(Extracted data entries)
────────
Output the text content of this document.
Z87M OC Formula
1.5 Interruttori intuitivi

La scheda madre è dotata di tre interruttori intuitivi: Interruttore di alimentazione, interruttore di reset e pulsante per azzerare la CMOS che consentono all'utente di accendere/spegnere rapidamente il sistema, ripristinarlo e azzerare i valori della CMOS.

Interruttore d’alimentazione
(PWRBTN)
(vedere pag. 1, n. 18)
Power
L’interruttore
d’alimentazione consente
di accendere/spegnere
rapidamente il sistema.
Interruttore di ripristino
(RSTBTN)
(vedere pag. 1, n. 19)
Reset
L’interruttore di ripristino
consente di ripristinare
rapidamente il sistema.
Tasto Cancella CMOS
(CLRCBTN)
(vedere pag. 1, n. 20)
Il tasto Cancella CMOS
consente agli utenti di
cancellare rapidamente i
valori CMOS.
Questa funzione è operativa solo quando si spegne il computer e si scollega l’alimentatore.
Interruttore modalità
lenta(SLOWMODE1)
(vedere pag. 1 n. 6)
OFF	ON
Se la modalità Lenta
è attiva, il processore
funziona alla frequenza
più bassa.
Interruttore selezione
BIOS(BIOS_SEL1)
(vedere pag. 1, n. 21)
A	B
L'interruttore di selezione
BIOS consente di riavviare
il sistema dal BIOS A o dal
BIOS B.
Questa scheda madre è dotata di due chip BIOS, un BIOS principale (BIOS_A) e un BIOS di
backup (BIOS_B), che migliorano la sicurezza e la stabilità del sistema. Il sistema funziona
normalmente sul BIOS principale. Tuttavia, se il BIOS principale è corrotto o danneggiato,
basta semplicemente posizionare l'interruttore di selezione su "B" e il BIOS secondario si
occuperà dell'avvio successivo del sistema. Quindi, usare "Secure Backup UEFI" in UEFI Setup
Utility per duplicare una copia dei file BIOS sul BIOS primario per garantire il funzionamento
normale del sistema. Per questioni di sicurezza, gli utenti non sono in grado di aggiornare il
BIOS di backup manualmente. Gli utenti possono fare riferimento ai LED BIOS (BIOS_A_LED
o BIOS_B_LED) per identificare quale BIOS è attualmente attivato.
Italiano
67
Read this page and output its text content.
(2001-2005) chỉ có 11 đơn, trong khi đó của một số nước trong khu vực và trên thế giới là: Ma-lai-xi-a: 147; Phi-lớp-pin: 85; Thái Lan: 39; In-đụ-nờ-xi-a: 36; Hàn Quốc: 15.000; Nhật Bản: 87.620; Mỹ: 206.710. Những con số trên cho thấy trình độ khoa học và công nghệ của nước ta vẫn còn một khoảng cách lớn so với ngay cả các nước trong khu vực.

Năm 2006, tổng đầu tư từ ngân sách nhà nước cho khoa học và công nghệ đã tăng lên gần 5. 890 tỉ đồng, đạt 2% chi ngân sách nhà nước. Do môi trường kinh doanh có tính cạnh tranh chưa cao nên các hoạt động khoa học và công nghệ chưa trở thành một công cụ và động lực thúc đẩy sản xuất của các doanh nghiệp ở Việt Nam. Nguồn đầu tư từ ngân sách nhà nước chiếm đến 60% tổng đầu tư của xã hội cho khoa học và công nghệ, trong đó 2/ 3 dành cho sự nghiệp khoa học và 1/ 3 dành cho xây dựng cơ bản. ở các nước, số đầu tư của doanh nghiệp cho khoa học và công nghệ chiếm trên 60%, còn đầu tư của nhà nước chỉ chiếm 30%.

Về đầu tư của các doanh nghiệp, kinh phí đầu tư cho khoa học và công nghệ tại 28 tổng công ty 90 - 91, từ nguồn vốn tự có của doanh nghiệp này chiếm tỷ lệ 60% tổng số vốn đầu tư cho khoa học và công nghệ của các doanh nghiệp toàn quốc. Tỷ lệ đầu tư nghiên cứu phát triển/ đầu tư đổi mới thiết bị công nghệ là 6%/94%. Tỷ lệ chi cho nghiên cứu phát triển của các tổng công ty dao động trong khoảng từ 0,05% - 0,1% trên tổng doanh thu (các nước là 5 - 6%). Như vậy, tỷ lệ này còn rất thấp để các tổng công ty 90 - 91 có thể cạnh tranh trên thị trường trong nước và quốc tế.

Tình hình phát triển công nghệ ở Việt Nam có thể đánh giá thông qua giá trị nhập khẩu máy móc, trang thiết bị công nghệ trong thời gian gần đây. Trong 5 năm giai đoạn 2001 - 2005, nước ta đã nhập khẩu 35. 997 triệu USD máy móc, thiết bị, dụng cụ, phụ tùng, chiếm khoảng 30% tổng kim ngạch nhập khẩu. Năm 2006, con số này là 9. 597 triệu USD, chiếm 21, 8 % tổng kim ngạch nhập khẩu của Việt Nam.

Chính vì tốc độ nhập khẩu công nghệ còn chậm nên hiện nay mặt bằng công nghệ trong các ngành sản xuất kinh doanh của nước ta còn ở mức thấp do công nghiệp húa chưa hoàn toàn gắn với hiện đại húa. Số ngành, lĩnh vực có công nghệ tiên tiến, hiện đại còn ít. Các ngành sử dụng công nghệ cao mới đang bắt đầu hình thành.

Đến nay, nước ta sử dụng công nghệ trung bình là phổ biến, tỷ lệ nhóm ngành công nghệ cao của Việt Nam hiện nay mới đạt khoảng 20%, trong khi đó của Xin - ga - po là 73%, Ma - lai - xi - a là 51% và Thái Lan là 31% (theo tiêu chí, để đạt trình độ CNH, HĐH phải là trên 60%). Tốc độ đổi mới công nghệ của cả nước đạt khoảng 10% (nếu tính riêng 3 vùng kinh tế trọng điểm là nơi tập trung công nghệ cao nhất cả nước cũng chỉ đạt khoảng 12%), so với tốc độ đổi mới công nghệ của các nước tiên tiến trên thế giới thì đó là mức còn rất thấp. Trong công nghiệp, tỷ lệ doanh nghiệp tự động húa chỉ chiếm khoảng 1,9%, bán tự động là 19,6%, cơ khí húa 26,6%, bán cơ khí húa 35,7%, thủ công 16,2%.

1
────────
_Given task:_ Locate each line containing the string "rapidamente" and show it.

_Answer to this exercise:_
La scheda madre è dotata di tre interruttori intuitivi: Interruttore di alimentazione, interruttore di reset e pulsante per azzerare la CMOS che consentono all'utente di accendere/spegnere rapidamente il sistema, ripristinarlo e azzerare i valori della CMOS.
rapidamente il sistema.
rapidamente il sistema.
cancellare rapidamente i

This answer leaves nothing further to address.